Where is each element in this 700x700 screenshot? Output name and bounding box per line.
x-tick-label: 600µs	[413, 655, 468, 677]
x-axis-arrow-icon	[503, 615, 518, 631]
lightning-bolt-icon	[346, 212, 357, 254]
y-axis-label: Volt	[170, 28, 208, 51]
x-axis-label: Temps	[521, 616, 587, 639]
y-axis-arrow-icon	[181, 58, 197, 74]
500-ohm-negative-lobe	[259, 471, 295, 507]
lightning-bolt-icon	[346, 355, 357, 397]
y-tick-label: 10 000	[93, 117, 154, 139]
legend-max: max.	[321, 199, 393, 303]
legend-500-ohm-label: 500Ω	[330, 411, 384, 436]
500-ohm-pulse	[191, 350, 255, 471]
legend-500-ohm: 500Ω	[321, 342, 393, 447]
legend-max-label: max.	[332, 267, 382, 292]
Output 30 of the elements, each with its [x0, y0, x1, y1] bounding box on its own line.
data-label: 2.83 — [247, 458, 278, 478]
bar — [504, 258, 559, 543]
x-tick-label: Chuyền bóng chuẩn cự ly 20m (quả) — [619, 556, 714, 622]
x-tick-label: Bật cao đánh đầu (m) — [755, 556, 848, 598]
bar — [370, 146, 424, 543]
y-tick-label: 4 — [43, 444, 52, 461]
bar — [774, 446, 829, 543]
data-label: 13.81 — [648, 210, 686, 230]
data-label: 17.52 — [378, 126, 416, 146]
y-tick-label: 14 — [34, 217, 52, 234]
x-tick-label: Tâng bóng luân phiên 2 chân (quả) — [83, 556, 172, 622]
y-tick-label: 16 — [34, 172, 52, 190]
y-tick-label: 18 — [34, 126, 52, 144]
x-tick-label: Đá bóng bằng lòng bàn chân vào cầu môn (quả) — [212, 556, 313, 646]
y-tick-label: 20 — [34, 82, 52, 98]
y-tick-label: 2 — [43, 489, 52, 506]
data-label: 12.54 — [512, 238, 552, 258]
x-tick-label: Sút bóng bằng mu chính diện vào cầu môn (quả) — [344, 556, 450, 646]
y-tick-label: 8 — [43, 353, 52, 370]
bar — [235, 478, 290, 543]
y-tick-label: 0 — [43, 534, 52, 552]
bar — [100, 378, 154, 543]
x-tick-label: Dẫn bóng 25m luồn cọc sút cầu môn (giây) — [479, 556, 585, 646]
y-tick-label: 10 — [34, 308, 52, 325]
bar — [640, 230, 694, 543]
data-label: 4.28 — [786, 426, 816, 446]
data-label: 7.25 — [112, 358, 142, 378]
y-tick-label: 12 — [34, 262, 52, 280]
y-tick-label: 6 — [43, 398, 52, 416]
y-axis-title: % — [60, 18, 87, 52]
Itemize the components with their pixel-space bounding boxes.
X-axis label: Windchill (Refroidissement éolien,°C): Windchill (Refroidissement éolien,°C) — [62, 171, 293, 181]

> _PROBLEM TO WORK ON_
Copy all of the records above line for line, with no changes.

> _PROBLEM SOLUTION_
Where is each element in this 700x700 screenshot? Output name and bounding box per line.
x-tick-label: 600µs	[413, 655, 468, 677]
x-axis-arrow-icon	[503, 615, 518, 631]
lightning-bolt-icon	[346, 212, 357, 254]
y-axis-label: Volt	[170, 28, 208, 51]
x-axis-label: Temps	[521, 616, 587, 639]
y-axis-arrow-icon	[181, 58, 197, 74]
500-ohm-negative-lobe	[259, 471, 295, 507]
lightning-bolt-icon	[346, 355, 357, 397]
y-tick-label: 10 000	[93, 117, 154, 139]
legend-max: max.	[321, 199, 393, 303]
legend-500-ohm-label: 500Ω	[330, 411, 384, 436]
500-ohm-pulse	[191, 350, 255, 471]
legend-500-ohm: 500Ω	[321, 342, 393, 447]
legend-max-label: max.	[332, 267, 382, 292]
Output 30 of the elements, each with its [x0, y0, x1, y1] bounding box on its own line.
data-label: 2.83 — [247, 458, 278, 478]
bar — [504, 258, 559, 543]
x-tick-label: Chuyền bóng chuẩn cự ly 20m (quả) — [619, 556, 714, 622]
x-tick-label: Bật cao đánh đầu (m) — [755, 556, 848, 598]
bar — [370, 146, 424, 543]
y-tick-label: 4 — [43, 444, 52, 461]
bar — [774, 446, 829, 543]
data-label: 13.81 — [648, 210, 686, 230]
data-label: 17.52 — [378, 126, 416, 146]
y-tick-label: 14 — [34, 217, 52, 234]
x-tick-label: Tâng bóng luân phiên 2 chân (quả) — [83, 556, 172, 622]
y-tick-label: 16 — [34, 172, 52, 190]
y-tick-label: 18 — [34, 126, 52, 144]
x-tick-label: Đá bóng bằng lòng bàn chân vào cầu môn (quả) — [212, 556, 313, 646]
y-tick-label: 20 — [34, 82, 52, 98]
y-tick-label: 2 — [43, 489, 52, 506]
data-label: 12.54 — [512, 238, 552, 258]
x-tick-label: Sút bóng bằng mu chính diện vào cầu môn (quả) — [344, 556, 450, 646]
y-tick-label: 8 — [43, 353, 52, 370]
bar — [235, 478, 290, 543]
y-tick-label: 0 — [43, 534, 52, 552]
bar — [100, 378, 154, 543]
x-tick-label: Dẫn bóng 25m luồn cọc sút cầu môn (giây) — [479, 556, 585, 646]
y-tick-label: 10 — [34, 308, 52, 325]
bar — [640, 230, 694, 543]
data-label: 4.28 — [786, 426, 816, 446]
data-label: 7.25 — [112, 358, 142, 378]
y-tick-label: 12 — [34, 262, 52, 280]
y-tick-label: 6 — [43, 398, 52, 416]
y-axis-title: % — [60, 18, 87, 52]
Itemize the components with their pixel-space bounding boxes.
X-axis label: Windchill (Refroidissement éolien,°C): Windchill (Refroidissement éolien,°C) — [62, 171, 293, 181]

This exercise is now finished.